— start of Input —

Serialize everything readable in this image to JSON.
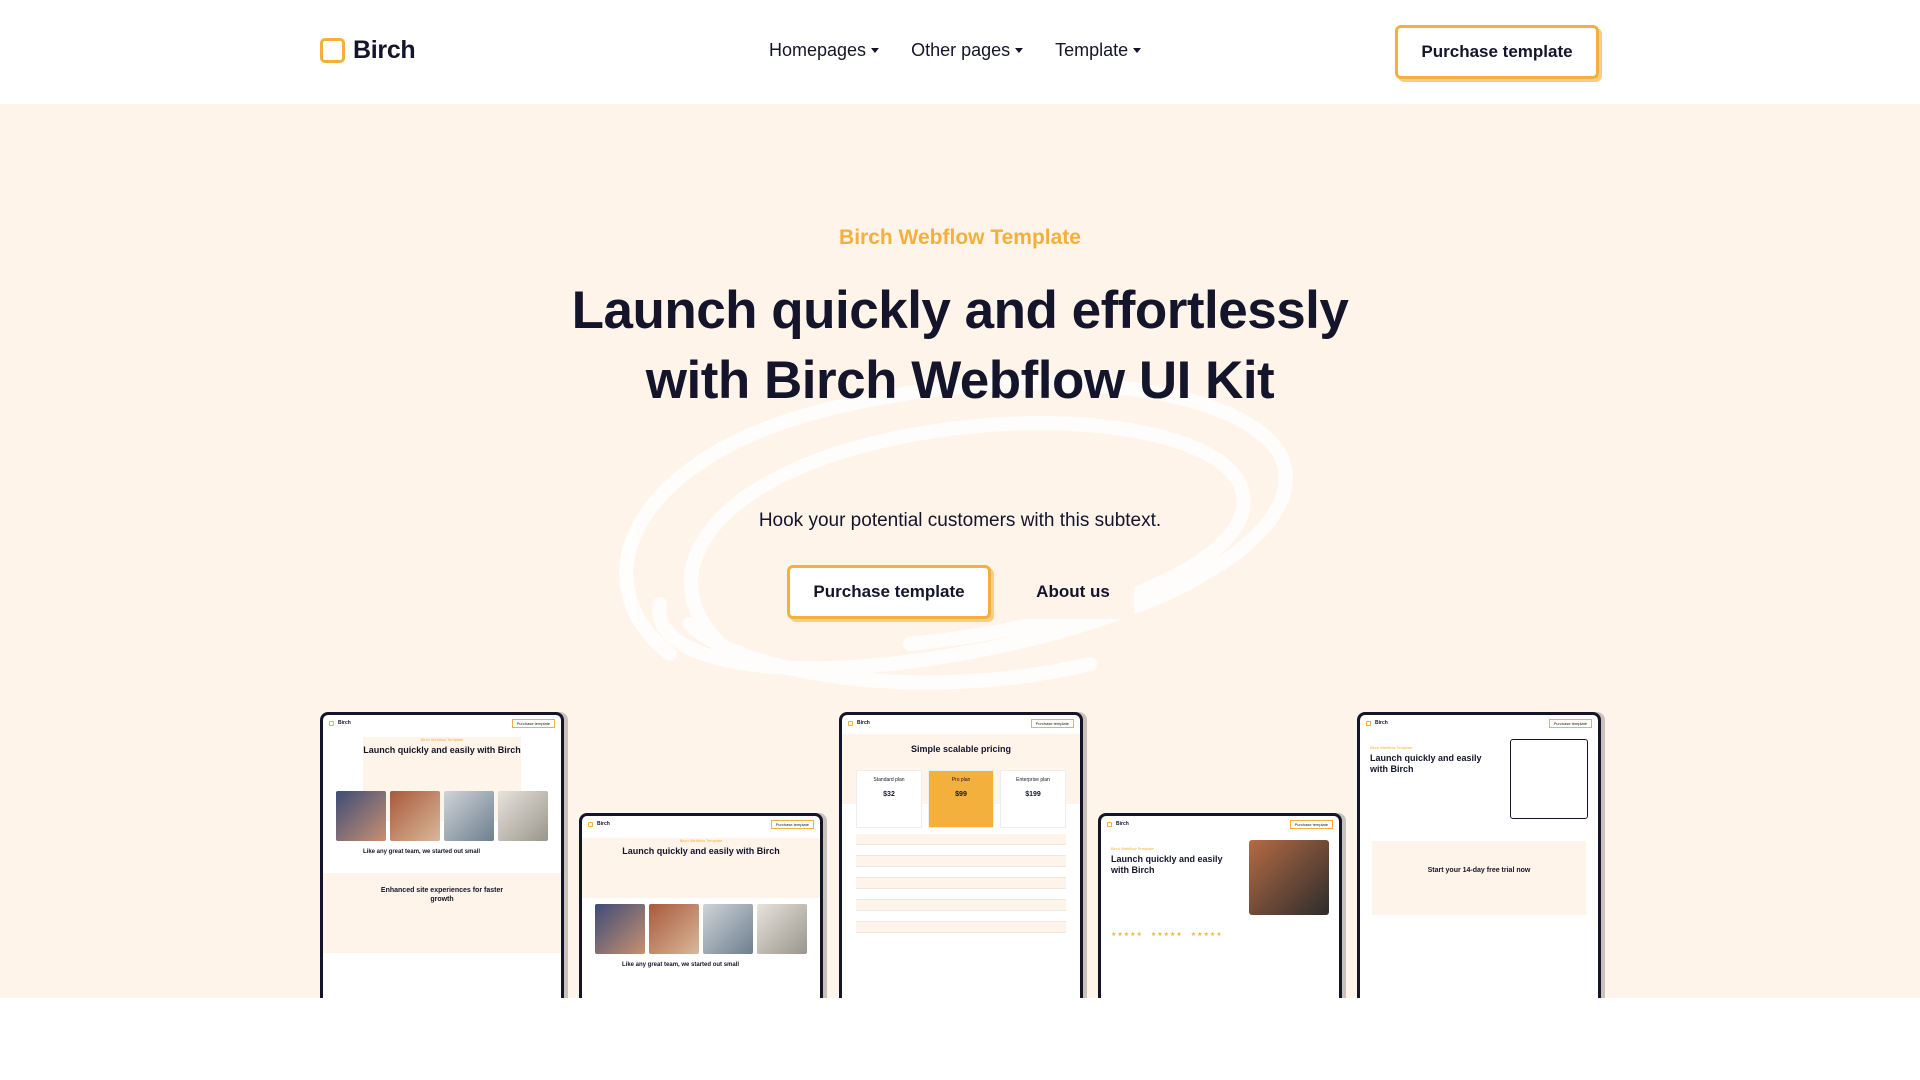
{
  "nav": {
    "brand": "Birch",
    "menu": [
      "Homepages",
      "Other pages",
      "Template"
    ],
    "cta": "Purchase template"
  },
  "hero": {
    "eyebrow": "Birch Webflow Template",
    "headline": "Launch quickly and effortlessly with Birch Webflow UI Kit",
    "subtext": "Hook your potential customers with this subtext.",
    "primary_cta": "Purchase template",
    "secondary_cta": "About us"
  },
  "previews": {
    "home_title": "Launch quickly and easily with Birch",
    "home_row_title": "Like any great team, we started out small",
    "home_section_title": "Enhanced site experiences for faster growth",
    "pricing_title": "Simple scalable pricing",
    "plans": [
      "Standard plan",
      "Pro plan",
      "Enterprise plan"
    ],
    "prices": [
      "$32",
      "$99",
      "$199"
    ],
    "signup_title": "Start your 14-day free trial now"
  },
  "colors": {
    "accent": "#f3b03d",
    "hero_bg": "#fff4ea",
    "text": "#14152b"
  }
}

— end of Input —

Description of the task> Count the lines of the data that contain the string "this", and reply with that number alone.

Exercise output> 2